[START DATA SUPPLIED]

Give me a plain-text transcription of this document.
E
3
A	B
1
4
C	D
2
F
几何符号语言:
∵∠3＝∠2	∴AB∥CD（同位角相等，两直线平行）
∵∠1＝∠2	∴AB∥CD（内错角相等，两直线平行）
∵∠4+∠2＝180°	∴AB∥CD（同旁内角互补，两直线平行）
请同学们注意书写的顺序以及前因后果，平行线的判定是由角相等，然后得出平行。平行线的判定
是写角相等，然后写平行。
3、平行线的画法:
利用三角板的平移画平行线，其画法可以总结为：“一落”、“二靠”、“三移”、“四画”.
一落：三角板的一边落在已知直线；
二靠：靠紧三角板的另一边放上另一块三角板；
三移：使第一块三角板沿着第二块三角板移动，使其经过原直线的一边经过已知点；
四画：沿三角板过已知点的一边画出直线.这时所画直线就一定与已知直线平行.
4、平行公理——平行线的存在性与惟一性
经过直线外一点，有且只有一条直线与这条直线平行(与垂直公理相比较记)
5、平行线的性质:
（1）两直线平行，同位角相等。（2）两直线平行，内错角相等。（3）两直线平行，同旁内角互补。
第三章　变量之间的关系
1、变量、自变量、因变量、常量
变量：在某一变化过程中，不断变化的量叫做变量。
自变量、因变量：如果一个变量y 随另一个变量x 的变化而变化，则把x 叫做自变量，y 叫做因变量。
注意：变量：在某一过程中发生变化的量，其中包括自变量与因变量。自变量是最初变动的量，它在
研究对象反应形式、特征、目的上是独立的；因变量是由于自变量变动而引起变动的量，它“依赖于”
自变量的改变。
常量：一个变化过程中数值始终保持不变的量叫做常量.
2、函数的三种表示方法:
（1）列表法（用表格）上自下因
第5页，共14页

[END DATA SUPPLIED]
[START DATA SUPPLIED]

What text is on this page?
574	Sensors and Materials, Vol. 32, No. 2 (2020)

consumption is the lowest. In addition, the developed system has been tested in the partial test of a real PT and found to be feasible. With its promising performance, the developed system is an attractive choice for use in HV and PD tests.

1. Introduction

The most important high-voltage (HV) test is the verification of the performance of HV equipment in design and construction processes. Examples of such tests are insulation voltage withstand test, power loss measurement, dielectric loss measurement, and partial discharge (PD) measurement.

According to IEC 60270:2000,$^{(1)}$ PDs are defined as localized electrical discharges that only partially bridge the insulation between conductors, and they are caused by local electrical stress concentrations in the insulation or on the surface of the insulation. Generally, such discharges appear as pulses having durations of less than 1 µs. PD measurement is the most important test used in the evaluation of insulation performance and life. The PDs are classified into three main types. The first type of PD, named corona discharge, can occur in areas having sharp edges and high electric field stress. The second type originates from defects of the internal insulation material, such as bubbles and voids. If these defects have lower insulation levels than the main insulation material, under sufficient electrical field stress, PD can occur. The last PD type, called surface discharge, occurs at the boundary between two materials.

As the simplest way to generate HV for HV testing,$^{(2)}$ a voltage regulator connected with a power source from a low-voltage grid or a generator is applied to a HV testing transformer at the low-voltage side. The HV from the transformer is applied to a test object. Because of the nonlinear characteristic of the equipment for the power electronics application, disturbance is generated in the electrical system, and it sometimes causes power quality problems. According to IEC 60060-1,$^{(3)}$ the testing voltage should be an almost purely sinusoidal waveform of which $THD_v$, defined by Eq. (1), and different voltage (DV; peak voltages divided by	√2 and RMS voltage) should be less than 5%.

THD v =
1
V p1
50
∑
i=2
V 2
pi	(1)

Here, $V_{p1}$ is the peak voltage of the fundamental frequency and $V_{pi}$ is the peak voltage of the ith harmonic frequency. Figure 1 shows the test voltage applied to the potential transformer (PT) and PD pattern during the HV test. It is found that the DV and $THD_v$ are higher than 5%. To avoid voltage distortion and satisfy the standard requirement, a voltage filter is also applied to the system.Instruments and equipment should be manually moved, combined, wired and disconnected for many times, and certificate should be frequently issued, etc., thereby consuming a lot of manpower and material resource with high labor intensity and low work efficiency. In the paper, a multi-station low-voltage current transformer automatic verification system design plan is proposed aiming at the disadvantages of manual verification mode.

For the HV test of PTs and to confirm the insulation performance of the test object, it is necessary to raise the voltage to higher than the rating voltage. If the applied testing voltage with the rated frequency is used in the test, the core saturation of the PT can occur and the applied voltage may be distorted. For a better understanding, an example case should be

[END DATA SUPPLIED]

YOUR OBJECTIVE: Return each line of the data that contains the string "同位角相等".

FINISHED EXERCISE:
∵∠3＝∠2	∴AB∥CD（同位角相等，两直线平行）
（1）两直线平行，同位角相等。（2）两直线平行，内错角相等。（3）两直线平行，同旁内角互补。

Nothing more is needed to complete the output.